Copy the data that follows, character for character, minus the pictures.

──────── Data section

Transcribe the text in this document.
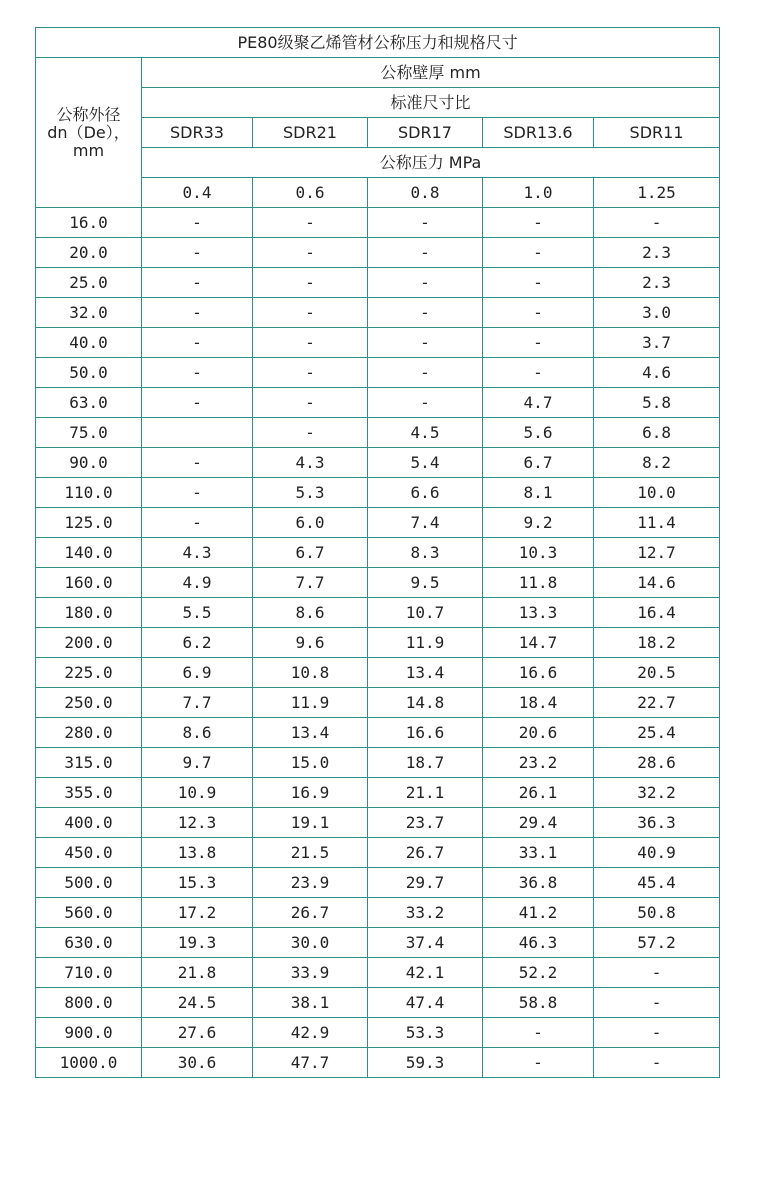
PE80级聚乙烯管材公称压力和规格尺寸					
公称外径
dn（De），
mm	公称壁厚 mm				
	标准尺寸比				
	SDR33	SDR21	SDR17	SDR13.6	SDR11
	公称压力 MPa				
	0.4	0.6	0.8	1.0	1.25
16.0	-	-	-	-	-
20.0	-	-	-	-	2.3
25.0	-	-	-	-	2.3
32.0	-	-	-	-	3.0
40.0	-	-	-	-	3.7
50.0	-	-	-	-	4.6
63.0	-	-	-	4.7	5.8
75.0		-	4.5	5.6	6.8
90.0	-	4.3	5.4	6.7	8.2
110.0	-	5.3	6.6	8.1	10.0
125.0	-	6.0	7.4	9.2	11.4
140.0	4.3	6.7	8.3	10.3	12.7
160.0	4.9	7.7	9.5	11.8	14.6
180.0	5.5	8.6	10.7	13.3	16.4
200.0	6.2	9.6	11.9	14.7	18.2
225.0	6.9	10.8	13.4	16.6	20.5
250.0	7.7	11.9	14.8	18.4	22.7
280.0	8.6	13.4	16.6	20.6	25.4
315.0	9.7	15.0	18.7	23.2	28.6
355.0	10.9	16.9	21.1	26.1	32.2
400.0	12.3	19.1	23.7	29.4	36.3
450.0	13.8	21.5	26.7	33.1	40.9
500.0	15.3	23.9	29.7	36.8	45.4
560.0	17.2	26.7	33.2	41.2	50.8
630.0	19.3	30.0	37.4	46.3	57.2
710.0	21.8	33.9	42.1	52.2	-
800.0	24.5	38.1	47.4	58.8	-
900.0	27.6	42.9	53.3	-	-
1000.0	30.6	47.7	59.3	-	-
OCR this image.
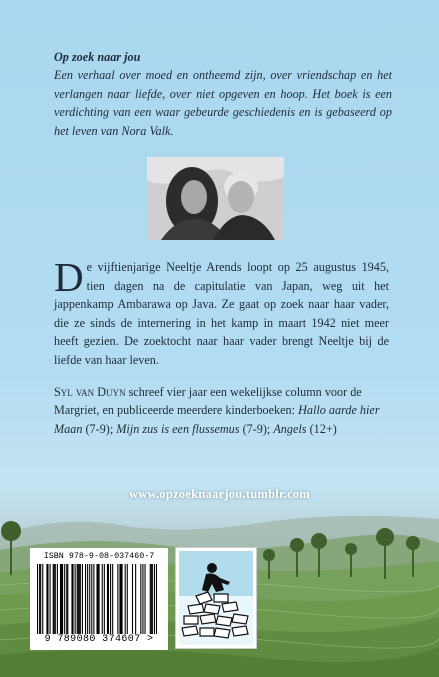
Op zoek naar jou

Een verhaal over moed en ontheemd zijn, over vriendschap en het verlangen naar liefde, over niet opgeven en hoop. Het boek is een verdichting van een waar gebeurde geschiedenis en is gebaseerd op het leven van Nora Valk.

De vijftienjarige Neeltje Arends loopt op 25 augustus 1945, tien dagen na de capitulatie van Japan, weg uit het jappenkamp Ambarawa op Java. Ze gaat op zoek naar haar vader, die ze sinds de internering in het kamp in maart 1942 niet meer heeft gezien. De zoektocht naar haar vader brengt Neeltje bij de liefde van haar leven.

Syl van Duyn schreef vier jaar een wekelijkse column voor de Margriet, en publiceerde meerdere kinderboeken: Hallo aarde hier Maan (7-9); Mijn zus is een flussemus (7-9); Angels (12+)

www.opzoeknaarjou.tumblr.com
ISBN 978-9-08-037460-7
9 789080 374607 >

────────────────

**Task solution**
Transcribe the text in this document.
PE80级聚乙烯管材公称压力和规格尺寸					
公称外径
dn（De），
mm	公称壁厚 mm				
	标准尺寸比				
	SDR33	SDR21	SDR17	SDR13.6	SDR11
	公称压力 MPa				
	0.4	0.6	0.8	1.0	1.25
16.0	-	-	-	-	-
20.0	-	-	-	-	2.3
25.0	-	-	-	-	2.3
32.0	-	-	-	-	3.0
40.0	-	-	-	-	3.7
50.0	-	-	-	-	4.6
63.0	-	-	-	4.7	5.8
75.0		-	4.5	5.6	6.8
90.0	-	4.3	5.4	6.7	8.2
110.0	-	5.3	6.6	8.1	10.0
125.0	-	6.0	7.4	9.2	11.4
140.0	4.3	6.7	8.3	10.3	12.7
160.0	4.9	7.7	9.5	11.8	14.6
180.0	5.5	8.6	10.7	13.3	16.4
200.0	6.2	9.6	11.9	14.7	18.2
225.0	6.9	10.8	13.4	16.6	20.5
250.0	7.7	11.9	14.8	18.4	22.7
280.0	8.6	13.4	16.6	20.6	25.4
315.0	9.7	15.0	18.7	23.2	28.6
355.0	10.9	16.9	21.1	26.1	32.2
400.0	12.3	19.1	23.7	29.4	36.3
450.0	13.8	21.5	26.7	33.1	40.9
500.0	15.3	23.9	29.7	36.8	45.4
560.0	17.2	26.7	33.2	41.2	50.8
630.0	19.3	30.0	37.4	46.3	57.2
710.0	21.8	33.9	42.1	52.2	-
800.0	24.5	38.1	47.4	58.8	-
900.0	27.6	42.9	53.3	-	-
1000.0	30.6	47.7	59.3	-	-
OCR this image.
Op zoek naar jou

Een verhaal over moed en ontheemd zijn, over vriendschap en het verlangen naar liefde, over niet opgeven en hoop. Het boek is een verdichting van een waar gebeurde geschiedenis en is gebaseerd op het leven van Nora Valk.

De vijftienjarige Neeltje Arends loopt op 25 augustus 1945, tien dagen na de capitulatie van Japan, weg uit het jappenkamp Ambarawa op Java. Ze gaat op zoek naar haar vader, die ze sinds de internering in het kamp in maart 1942 niet meer heeft gezien. De zoektocht naar haar vader brengt Neeltje bij de liefde van haar leven.

Syl van Duyn schreef vier jaar een wekelijkse column voor de Margriet, en publiceerde meerdere kinderboeken: Hallo aarde hier Maan (7-9); Mijn zus is een flussemus (7-9); Angels (12+)

www.opzoeknaarjou.tumblr.com
ISBN 978-9-08-037460-7
9 789080 374607 >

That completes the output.